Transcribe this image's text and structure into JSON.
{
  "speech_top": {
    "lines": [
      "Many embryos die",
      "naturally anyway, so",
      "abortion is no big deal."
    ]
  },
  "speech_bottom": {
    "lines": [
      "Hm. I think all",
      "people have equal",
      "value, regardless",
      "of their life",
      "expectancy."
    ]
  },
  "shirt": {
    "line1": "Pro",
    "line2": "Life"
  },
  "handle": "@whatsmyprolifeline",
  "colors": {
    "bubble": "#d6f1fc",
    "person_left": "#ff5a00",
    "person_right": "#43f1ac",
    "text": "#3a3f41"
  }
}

- Aim of the exercise -
Using the data above, return each line exactly as written.

- Answer to the problem -
Transcribe this image's text and structure into JSON.
{
  "speech_top": {
    "lines": [
      "Many embryos die",
      "naturally anyway, so",
      "abortion is no big deal."
    ]
  },
  "speech_bottom": {
    "lines": [
      "Hm. I think all",
      "people have equal",
      "value, regardless",
      "of their life",
      "expectancy."
    ]
  },
  "shirt": {
    "line1": "Pro",
    "line2": "Life"
  },
  "handle": "@whatsmyprolifeline",
  "colors": {
    "bubble": "#d6f1fc",
    "person_left": "#ff5a00",
    "person_right": "#43f1ac",
    "text": "#3a3f41"
  }
}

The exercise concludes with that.